→ **Exercise objective**
List the lines of this listing that hold the word "których".

→ **Collected data entries**
☆ ☆ ☆ ☆ ☆

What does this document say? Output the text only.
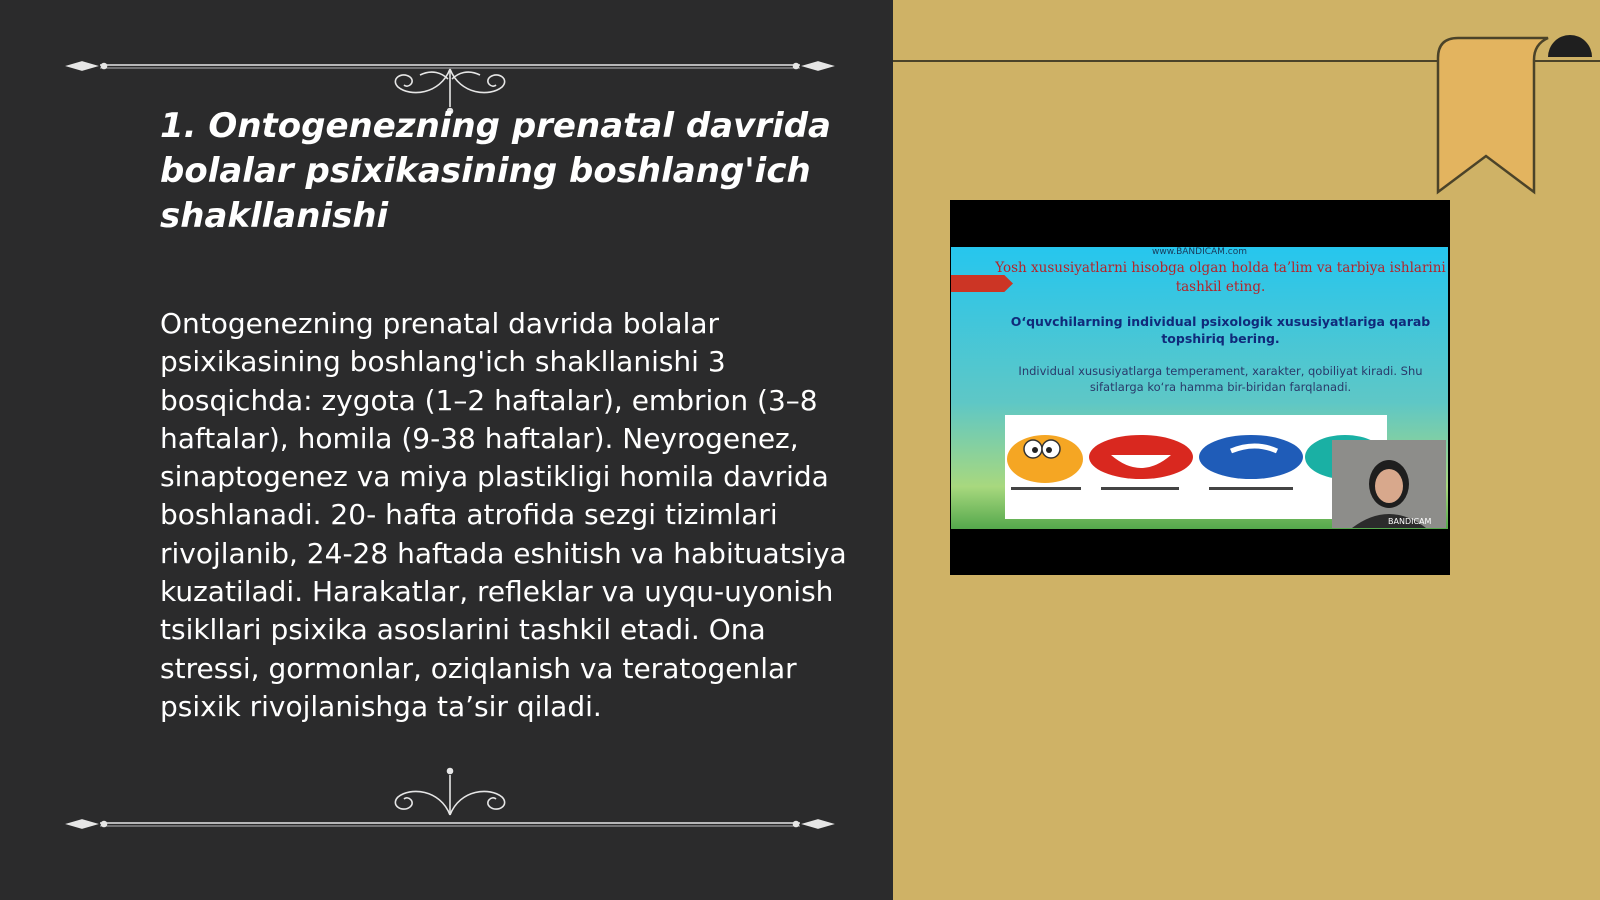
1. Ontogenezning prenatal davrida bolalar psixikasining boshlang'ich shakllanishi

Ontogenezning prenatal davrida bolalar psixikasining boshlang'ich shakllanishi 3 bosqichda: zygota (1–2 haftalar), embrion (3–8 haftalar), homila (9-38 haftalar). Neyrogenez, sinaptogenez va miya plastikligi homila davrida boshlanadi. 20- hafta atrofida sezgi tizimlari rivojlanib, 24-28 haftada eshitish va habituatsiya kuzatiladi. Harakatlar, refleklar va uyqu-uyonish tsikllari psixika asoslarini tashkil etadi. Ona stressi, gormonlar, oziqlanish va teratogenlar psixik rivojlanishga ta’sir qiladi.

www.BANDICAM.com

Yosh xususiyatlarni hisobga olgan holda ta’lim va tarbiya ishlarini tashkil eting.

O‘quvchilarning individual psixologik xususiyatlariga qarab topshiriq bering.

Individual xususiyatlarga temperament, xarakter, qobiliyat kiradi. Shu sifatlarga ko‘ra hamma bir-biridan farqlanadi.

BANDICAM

☆ ☆ ☆ ☆ ☆

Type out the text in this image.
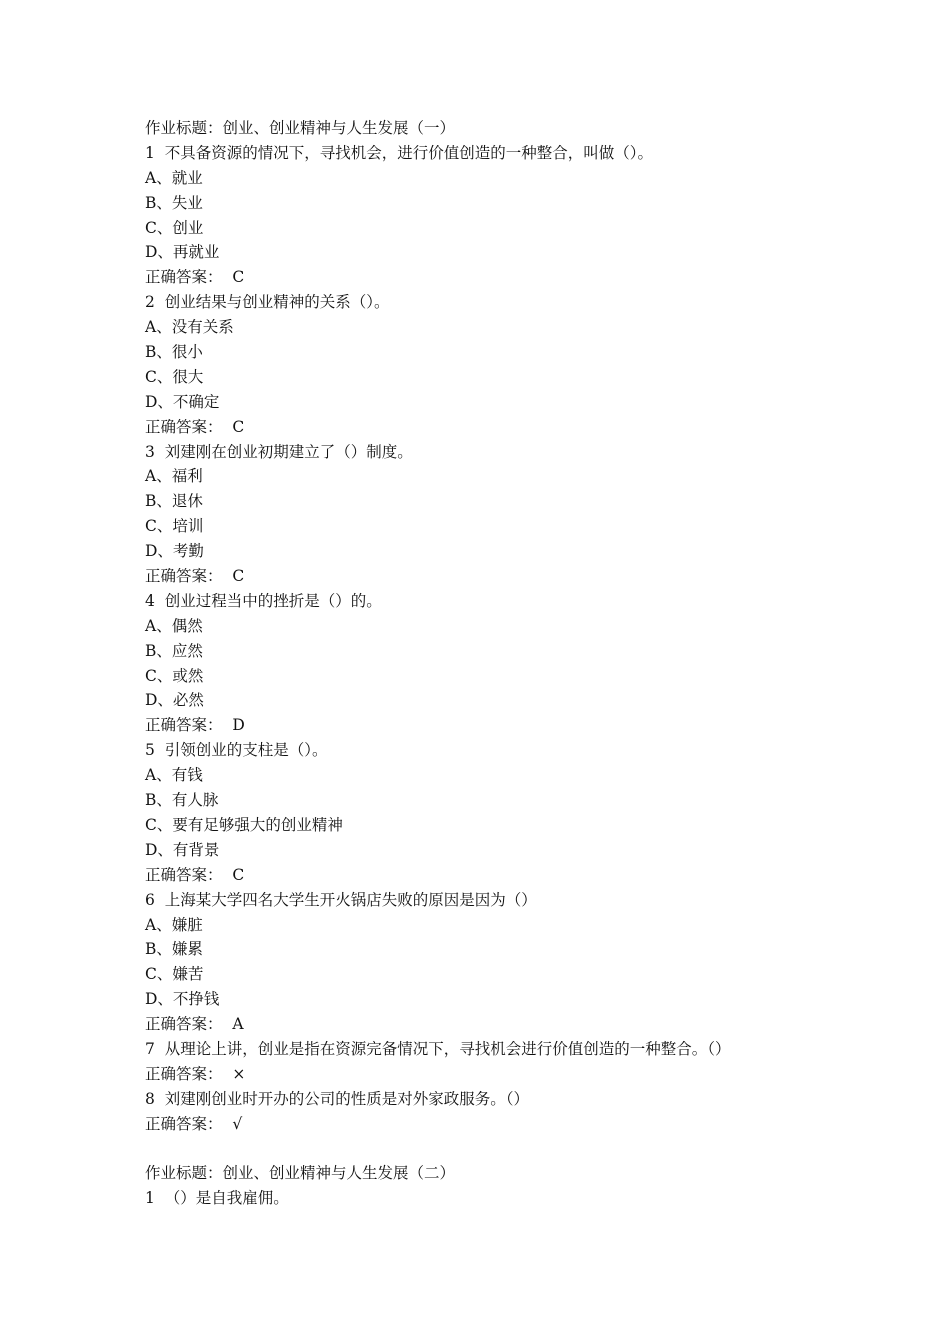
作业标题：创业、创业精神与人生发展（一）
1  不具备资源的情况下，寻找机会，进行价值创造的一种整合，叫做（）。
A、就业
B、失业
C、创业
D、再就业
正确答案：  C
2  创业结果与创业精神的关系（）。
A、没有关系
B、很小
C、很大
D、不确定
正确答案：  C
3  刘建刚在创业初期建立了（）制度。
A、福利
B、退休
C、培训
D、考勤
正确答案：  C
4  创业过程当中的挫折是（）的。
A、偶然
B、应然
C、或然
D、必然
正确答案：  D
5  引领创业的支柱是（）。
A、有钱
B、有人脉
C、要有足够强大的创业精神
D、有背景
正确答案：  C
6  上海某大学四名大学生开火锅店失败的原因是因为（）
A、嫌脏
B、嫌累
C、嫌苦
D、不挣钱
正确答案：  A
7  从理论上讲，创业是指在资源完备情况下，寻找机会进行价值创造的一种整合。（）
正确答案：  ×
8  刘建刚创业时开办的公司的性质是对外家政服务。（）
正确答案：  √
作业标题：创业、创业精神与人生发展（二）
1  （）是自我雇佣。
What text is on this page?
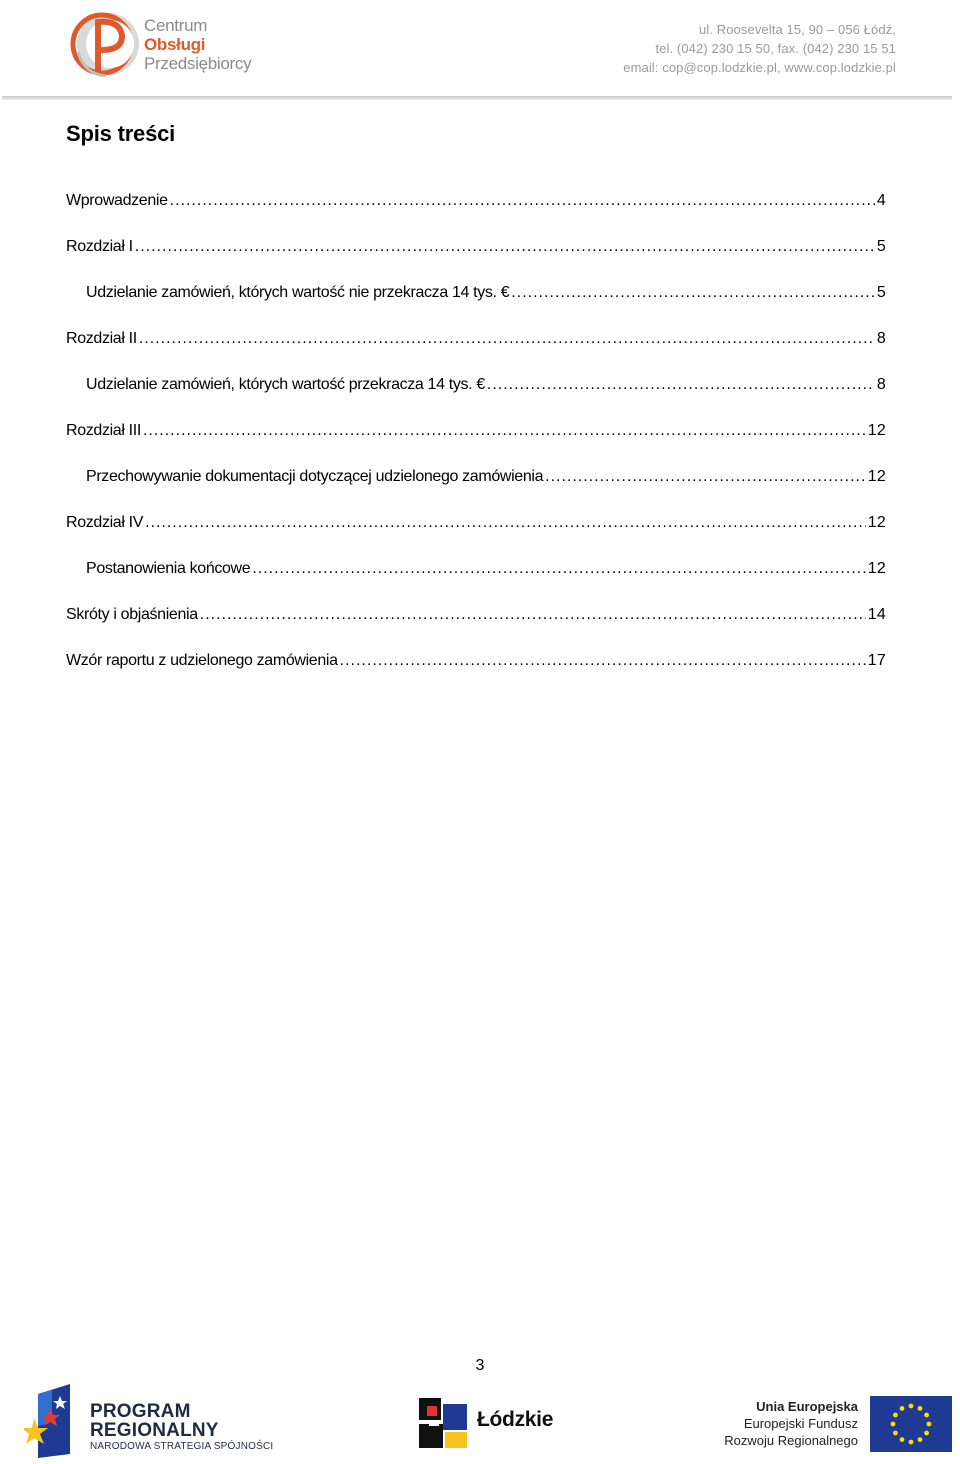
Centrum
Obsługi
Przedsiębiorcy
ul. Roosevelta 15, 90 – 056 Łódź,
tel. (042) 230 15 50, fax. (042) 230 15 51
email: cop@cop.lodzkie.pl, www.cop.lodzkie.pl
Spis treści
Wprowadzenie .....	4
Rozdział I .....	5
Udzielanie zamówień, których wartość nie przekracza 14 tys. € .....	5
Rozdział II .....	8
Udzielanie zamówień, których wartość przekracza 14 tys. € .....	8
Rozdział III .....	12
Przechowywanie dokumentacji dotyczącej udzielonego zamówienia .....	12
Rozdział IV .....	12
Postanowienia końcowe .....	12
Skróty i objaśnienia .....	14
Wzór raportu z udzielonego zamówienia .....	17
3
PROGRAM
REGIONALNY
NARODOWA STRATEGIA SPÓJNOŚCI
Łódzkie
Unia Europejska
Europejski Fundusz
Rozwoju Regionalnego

☆ ☆ ☆ ☆ ☆

→ **Task answer**
Udzielanie zamówień, których wartość nie przekracza 14 tys. € .....	5
Udzielanie zamówień, których wartość przekracza 14 tys. € .....	8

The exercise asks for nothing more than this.